* BEGIN *

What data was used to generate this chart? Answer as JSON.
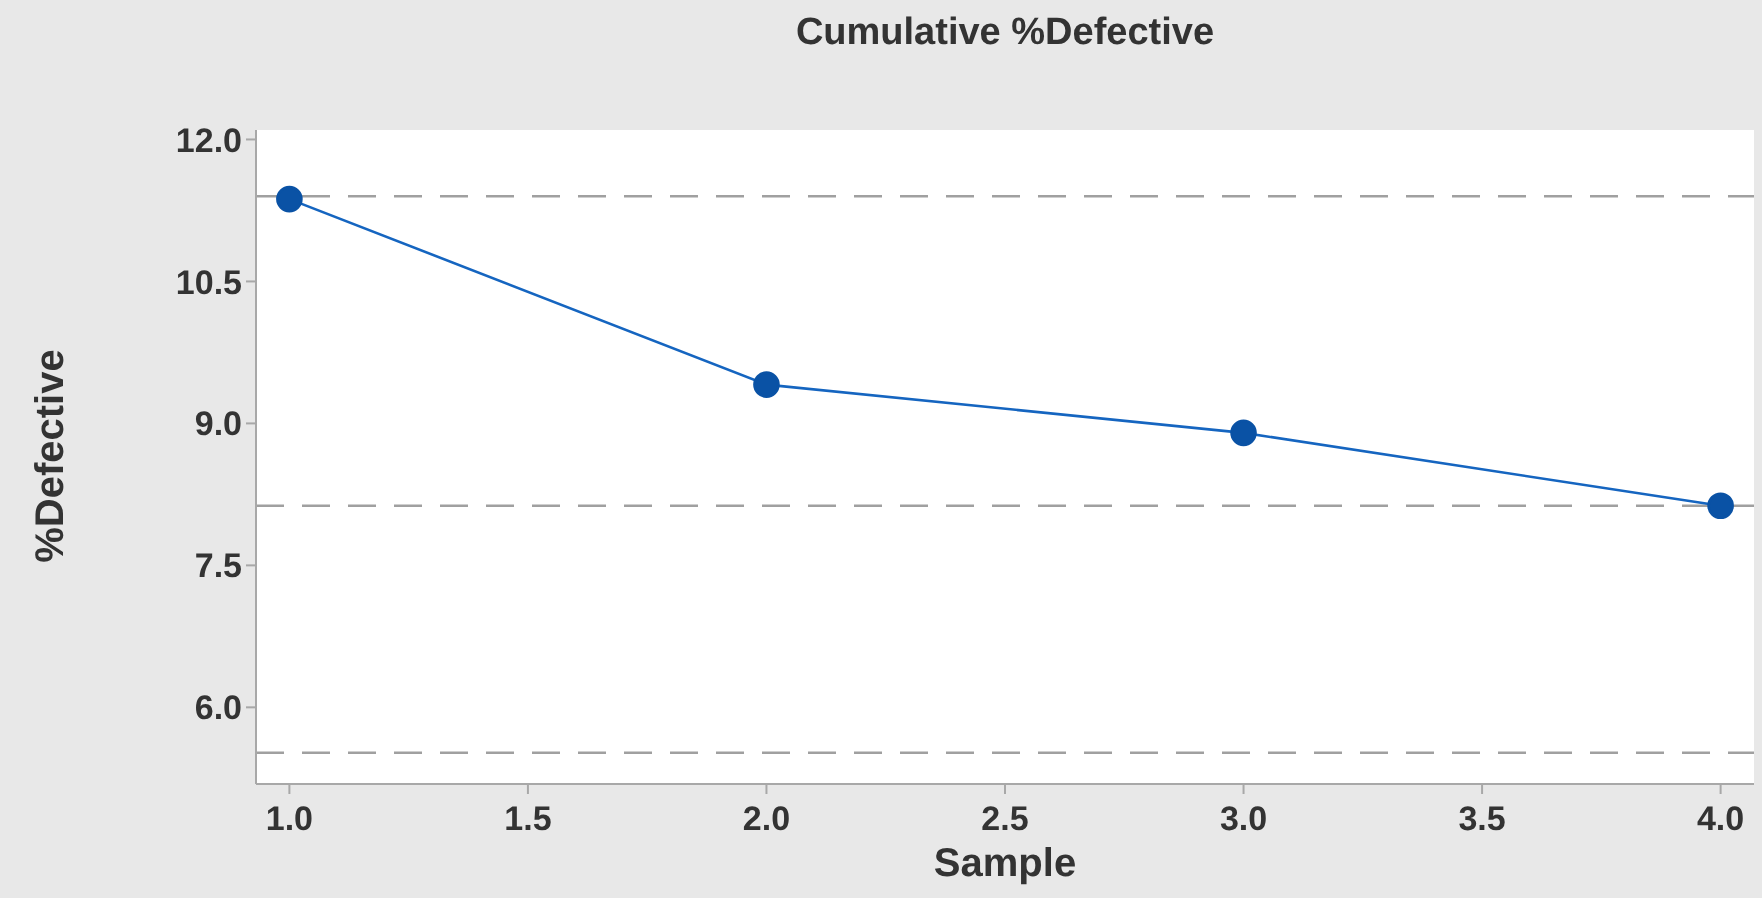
{
  "chart_data": {
    "type": "line",
    "title": "Cumulative %Defective",
    "xlabel": "Sample",
    "ylabel": "%Defective",
    "x": [
      1,
      2,
      3,
      4
    ],
    "series": [
      {
        "color": "#1565c0",
        "values": [
          11.37,
          9.41,
          8.9,
          8.13
        ]
      }
    ],
    "xlim": [
      0.93,
      4.07
    ],
    "xticks": [
      {
        "value": 1,
        "label": "1.0"
      },
      1.5,
      {
        "value": 2,
        "label": "2.0"
      },
      2.5,
      {
        "value": 3,
        "label": "3.0"
      },
      3.5,
      {
        "value": 4,
        "label": "4.0"
      }
    ],
    "ylim": [
      5.19,
      12.1
    ],
    "yticks": [
      {
        "value": 6,
        "label": "6.0"
      },
      7.5,
      {
        "value": 9,
        "label": "9.0"
      },
      10.5,
      {
        "value": 12,
        "label": "12.0"
      }
    ],
    "ref_lines": [
      {
        "axis": "y",
        "value": 11.4,
        "color": "#a0a0a0",
        "line_style": "dashed"
      },
      {
        "axis": "y",
        "value": 8.13,
        "color": "#a0a0a0",
        "line_style": "dashed"
      },
      {
        "axis": "y",
        "value": 5.52,
        "color": "#a0a0a0",
        "line_style": "dashed"
      }
    ],
    "grid": false,
    "legend": false,
    "marker": "circle",
    "line_style": "solid"
  }
}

* END *

> [The request] Repeat the material above in full and exactly, omitting the pictures.

> [Task output]
What data was used to generate this chart? Answer as JSON.
{
  "chart_data": {
    "type": "line",
    "title": "Cumulative %Defective",
    "xlabel": "Sample",
    "ylabel": "%Defective",
    "x": [
      1,
      2,
      3,
      4
    ],
    "series": [
      {
        "color": "#1565c0",
        "values": [
          11.37,
          9.41,
          8.9,
          8.13
        ]
      }
    ],
    "xlim": [
      0.93,
      4.07
    ],
    "xticks": [
      {
        "value": 1,
        "label": "1.0"
      },
      1.5,
      {
        "value": 2,
        "label": "2.0"
      },
      2.5,
      {
        "value": 3,
        "label": "3.0"
      },
      3.5,
      {
        "value": 4,
        "label": "4.0"
      }
    ],
    "ylim": [
      5.19,
      12.1
    ],
    "yticks": [
      {
        "value": 6,
        "label": "6.0"
      },
      7.5,
      {
        "value": 9,
        "label": "9.0"
      },
      10.5,
      {
        "value": 12,
        "label": "12.0"
      }
    ],
    "ref_lines": [
      {
        "axis": "y",
        "value": 11.4,
        "color": "#a0a0a0",
        "line_style": "dashed"
      },
      {
        "axis": "y",
        "value": 8.13,
        "color": "#a0a0a0",
        "line_style": "dashed"
      },
      {
        "axis": "y",
        "value": 5.52,
        "color": "#a0a0a0",
        "line_style": "dashed"
      }
    ],
    "grid": false,
    "legend": false,
    "marker": "circle",
    "line_style": "solid"
  }
}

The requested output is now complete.